Show every line containing "caption" by copying it.

* Begin Records *

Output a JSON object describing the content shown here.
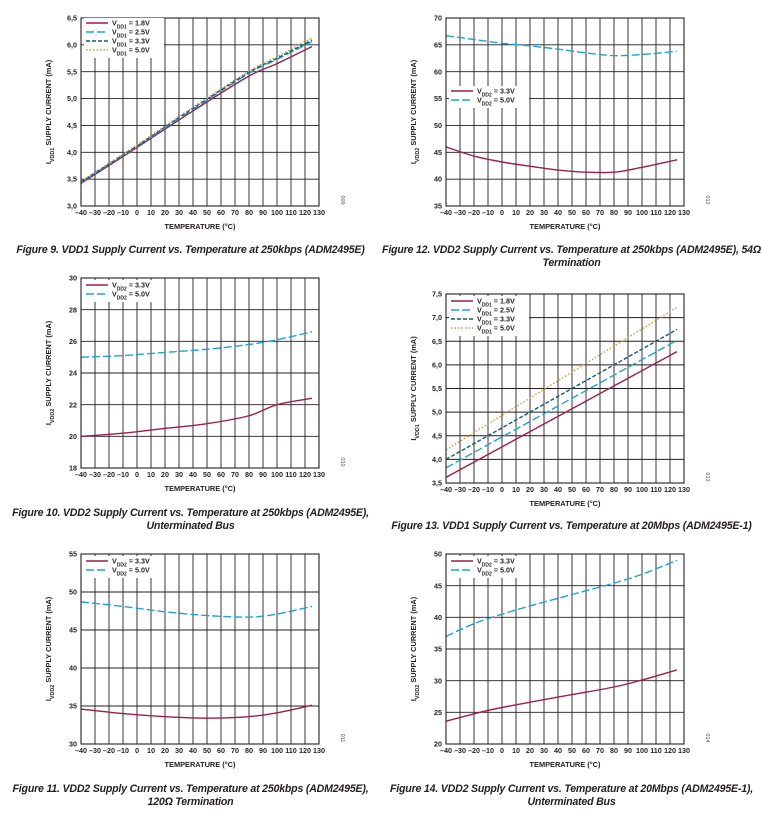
{
  "charts": [
    {
      "fig_id": "009",
      "caption": "Figure 9. VDD1 Supply Current vs. Temperature at 250kbps (ADM2495E)",
      "chart_data": {
        "type": "line",
        "xlabel": "TEMPERATURE (°C)",
        "ylabel": "IVDD1 SUPPLY CURRENT (mA)",
        "xlim": [
          -40,
          130
        ],
        "ylim": [
          3.0,
          6.5
        ],
        "xticks": [
          -40,
          -30,
          -20,
          -10,
          0,
          10,
          20,
          30,
          40,
          50,
          60,
          70,
          80,
          90,
          100,
          110,
          120,
          130
        ],
        "yticks": [
          3.0,
          3.5,
          4.0,
          4.5,
          5.0,
          5.5,
          6.0,
          6.5
        ],
        "ytick_labels": [
          "3,0",
          "3,5",
          "4,0",
          "4,5",
          "5,0",
          "5,5",
          "6,0",
          "6,5"
        ],
        "legend_position": "top-left",
        "series": [
          {
            "name": "VDD1 = 1.8V",
            "sub": "DD1",
            "rest": " = 1.8V",
            "color": "#9e1f45",
            "dash": "none",
            "x": [
              -40,
              0,
              40,
              80,
              100,
              125
            ],
            "y": [
              3.42,
              4.09,
              4.77,
              5.42,
              5.65,
              5.97
            ]
          },
          {
            "name": "VDD1 = 2.5V",
            "sub": "DD1",
            "rest": " = 2.5V",
            "color": "#1ea3d8",
            "dash": "8 3",
            "x": [
              -40,
              0,
              40,
              80,
              100,
              125
            ],
            "y": [
              3.44,
              4.11,
              4.8,
              5.47,
              5.73,
              6.06
            ]
          },
          {
            "name": "VDD1 = 3.3V",
            "sub": "DD1",
            "rest": " = 3.3V",
            "color": "#145a6c",
            "dash": "4 2",
            "x": [
              -40,
              0,
              40,
              80,
              100,
              125
            ],
            "y": [
              3.45,
              4.12,
              4.82,
              5.49,
              5.75,
              6.09
            ]
          },
          {
            "name": "VDD1 = 5.0V",
            "sub": "DD1",
            "rest": " = 5.0V",
            "color": "#cf9a3e",
            "dash": "1.5 2",
            "x": [
              -40,
              0,
              40,
              80,
              100,
              125
            ],
            "y": [
              3.46,
              4.14,
              4.84,
              5.51,
              5.78,
              6.13
            ]
          }
        ]
      }
    },
    {
      "fig_id": "012",
      "caption": "Figure 12. VDD2 Supply Current vs. Temperature at 250kbps (ADM2495E), 54Ω Termination",
      "chart_data": {
        "type": "line",
        "xlabel": "TEMPERATURE (°C)",
        "ylabel": "IVDD2 SUPPLY CURRENT (mA)",
        "xlim": [
          -40,
          130
        ],
        "ylim": [
          35,
          70
        ],
        "xticks": [
          -40,
          -30,
          -20,
          -10,
          0,
          10,
          20,
          30,
          40,
          50,
          60,
          70,
          80,
          90,
          100,
          110,
          120,
          130
        ],
        "yticks": [
          35,
          40,
          45,
          50,
          55,
          60,
          65,
          70
        ],
        "ytick_labels": [
          "35",
          "40",
          "45",
          "50",
          "55",
          "60",
          "65",
          "70"
        ],
        "legend_position": "center-left",
        "series": [
          {
            "name": "VDD2 = 3.3V",
            "sub": "DD2",
            "rest": " = 3.3V",
            "color": "#9e1f45",
            "dash": "none",
            "x": [
              -40,
              -20,
              0,
              20,
              40,
              60,
              80,
              100,
              125
            ],
            "y": [
              46.0,
              44.3,
              43.2,
              42.4,
              41.7,
              41.3,
              41.3,
              42.2,
              43.6
            ]
          },
          {
            "name": "VDD2 = 5.0V",
            "sub": "DD2",
            "rest": " = 5.0V",
            "color": "#1ea3d8",
            "dash": "8 3",
            "x": [
              -40,
              -20,
              0,
              20,
              40,
              60,
              80,
              100,
              125
            ],
            "y": [
              66.7,
              66.0,
              65.3,
              64.8,
              64.2,
              63.5,
              63.0,
              63.2,
              63.8
            ]
          }
        ]
      }
    },
    {
      "fig_id": "010",
      "caption": "Figure 10. VDD2 Supply Current vs. Temperature at 250kbps (ADM2495E), Unterminated Bus",
      "chart_data": {
        "type": "line",
        "xlabel": "TEMPERATURE (°C)",
        "ylabel": "IVDD2 SUPPLY CURRENT (mA)",
        "xlim": [
          -40,
          130
        ],
        "ylim": [
          18,
          30
        ],
        "xticks": [
          -40,
          -30,
          -20,
          -10,
          0,
          10,
          20,
          30,
          40,
          50,
          60,
          70,
          80,
          90,
          100,
          110,
          120,
          130
        ],
        "yticks": [
          18,
          20,
          22,
          24,
          26,
          28,
          30
        ],
        "ytick_labels": [
          "18",
          "20",
          "22",
          "24",
          "26",
          "28",
          "30"
        ],
        "legend_position": "top-left",
        "series": [
          {
            "name": "VDD2 = 3.3V",
            "sub": "DD2",
            "rest": " = 3.3V",
            "color": "#9e1f45",
            "dash": "none",
            "x": [
              -40,
              -10,
              20,
              50,
              80,
              100,
              125
            ],
            "y": [
              20.0,
              20.2,
              20.5,
              20.8,
              21.3,
              22.0,
              22.4
            ]
          },
          {
            "name": "VDD2 = 5.0V",
            "sub": "DD2",
            "rest": " = 5.0V",
            "color": "#1ea3d8",
            "dash": "8 3",
            "x": [
              -40,
              -10,
              20,
              50,
              80,
              100,
              125
            ],
            "y": [
              25.0,
              25.1,
              25.3,
              25.5,
              25.8,
              26.1,
              26.6
            ]
          }
        ]
      }
    },
    {
      "fig_id": "013",
      "caption": "Figure 13. VDD1 Supply Current vs. Temperature at 20Mbps (ADM2495E-1)",
      "chart_data": {
        "type": "line",
        "xlabel": "TEMPERATURE (°C)",
        "ylabel": "IVDD1 SUPPLY CURRENT (mA)",
        "xlim": [
          -40,
          130
        ],
        "ylim": [
          3.5,
          7.5
        ],
        "xticks": [
          -40,
          -30,
          -20,
          -10,
          0,
          10,
          20,
          30,
          40,
          50,
          60,
          70,
          80,
          90,
          100,
          110,
          120,
          130
        ],
        "yticks": [
          3.5,
          4.0,
          4.5,
          5.0,
          5.5,
          6.0,
          6.5,
          7.0,
          7.5
        ],
        "ytick_labels": [
          "3,5",
          "4,0",
          "4,5",
          "5,0",
          "5,5",
          "6,0",
          "6,5",
          "7,0",
          "7,5"
        ],
        "legend_position": "top-left",
        "series": [
          {
            "name": "VDD1 = 1.8V",
            "sub": "DD1",
            "rest": " = 1.8V",
            "color": "#9e1f45",
            "dash": "none",
            "x": [
              -40,
              125
            ],
            "y": [
              3.62,
              6.28
            ]
          },
          {
            "name": "VDD1 = 2.5V",
            "sub": "DD1",
            "rest": " = 2.5V",
            "color": "#1ea3d8",
            "dash": "8 3",
            "x": [
              -40,
              125
            ],
            "y": [
              3.82,
              6.52
            ]
          },
          {
            "name": "VDD1 = 3.3V",
            "sub": "DD1",
            "rest": " = 3.3V",
            "color": "#145a6c",
            "dash": "4 2",
            "x": [
              -40,
              125
            ],
            "y": [
              4.0,
              6.75
            ]
          },
          {
            "name": "VDD1 = 5.0V",
            "sub": "DD1",
            "rest": " = 5.0V",
            "color": "#cf9a3e",
            "dash": "1.5 2",
            "x": [
              -40,
              125
            ],
            "y": [
              4.2,
              7.22
            ]
          }
        ]
      }
    },
    {
      "fig_id": "011",
      "caption": "Figure 11. VDD2 Supply Current vs. Temperature at 250kbps (ADM2495E), 120Ω Termination",
      "chart_data": {
        "type": "line",
        "xlabel": "TEMPERATURE (°C)",
        "ylabel": "IVDD2 SUPPLY CURRENT (mA)",
        "xlim": [
          -40,
          130
        ],
        "ylim": [
          30,
          55
        ],
        "xticks": [
          -40,
          -30,
          -20,
          -10,
          0,
          10,
          20,
          30,
          40,
          50,
          60,
          70,
          80,
          90,
          100,
          110,
          120,
          130
        ],
        "yticks": [
          30,
          35,
          40,
          45,
          50,
          55
        ],
        "ytick_labels": [
          "30",
          "35",
          "40",
          "45",
          "50",
          "55"
        ],
        "legend_position": "top-left",
        "series": [
          {
            "name": "VDD2 = 3.3V",
            "sub": "DD2",
            "rest": " = 3.3V",
            "color": "#9e1f45",
            "dash": "none",
            "x": [
              -40,
              -10,
              20,
              50,
              80,
              100,
              125
            ],
            "y": [
              34.6,
              34.0,
              33.6,
              33.4,
              33.6,
              34.1,
              35.1
            ]
          },
          {
            "name": "VDD2 = 5.0V",
            "sub": "DD2",
            "rest": " = 5.0V",
            "color": "#1ea3d8",
            "dash": "8 3",
            "x": [
              -40,
              -10,
              20,
              50,
              80,
              100,
              125
            ],
            "y": [
              48.7,
              48.1,
              47.4,
              46.9,
              46.7,
              47.1,
              48.1
            ]
          }
        ]
      }
    },
    {
      "fig_id": "014",
      "caption": "Figure 14. VDD2 Supply Current vs. Temperature at 20Mbps (ADM2495E-1), Unterminated Bus",
      "chart_data": {
        "type": "line",
        "xlabel": "TEMPERATURE (°C)",
        "ylabel": "IVDD2 SUPPLY CURRENT (mA)",
        "xlim": [
          -40,
          130
        ],
        "ylim": [
          20,
          50
        ],
        "xticks": [
          -40,
          -30,
          -20,
          -10,
          0,
          10,
          20,
          30,
          40,
          50,
          60,
          70,
          80,
          90,
          100,
          110,
          120,
          130
        ],
        "yticks": [
          20,
          25,
          30,
          35,
          40,
          45,
          50
        ],
        "ytick_labels": [
          "20",
          "25",
          "30",
          "35",
          "40",
          "45",
          "50"
        ],
        "legend_position": "top-left",
        "series": [
          {
            "name": "VDD2 = 3.3V",
            "sub": "DD2",
            "rest": " = 3.3V",
            "color": "#9e1f45",
            "dash": "none",
            "x": [
              -40,
              -10,
              20,
              50,
              80,
              100,
              125
            ],
            "y": [
              23.6,
              25.3,
              26.6,
              27.8,
              29.0,
              30.1,
              31.7
            ]
          },
          {
            "name": "VDD2 = 5.0V",
            "sub": "DD2",
            "rest": " = 5.0V",
            "color": "#1ea3d8",
            "dash": "8 3",
            "x": [
              -40,
              -20,
              0,
              20,
              40,
              60,
              80,
              100,
              125
            ],
            "y": [
              37.0,
              39.0,
              40.5,
              41.8,
              43.0,
              44.2,
              45.4,
              46.8,
              49.0
            ]
          }
        ]
      }
    }
  ]
}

* End Records *

The completed task:
      "caption": "Figure 9. VDD1 Supply Current vs. Temperature at 250kbps (ADM2495E)",
      "caption": "Figure 12. VDD2 Supply Current vs. Temperature at 250kbps (ADM2495E), 54Ω Termination",
      "caption": "Figure 10. VDD2 Supply Current vs. Temperature at 250kbps (ADM2495E), Unterminated Bus",
      "caption": "Figure 13. VDD1 Supply Current vs. Temperature at 20Mbps (ADM2495E-1)",
      "caption": "Figure 11. VDD2 Supply Current vs. Temperature at 250kbps (ADM2495E), 120Ω Termination",
      "caption": "Figure 14. VDD2 Supply Current vs. Temperature at 20Mbps (ADM2495E-1), Unterminated Bus",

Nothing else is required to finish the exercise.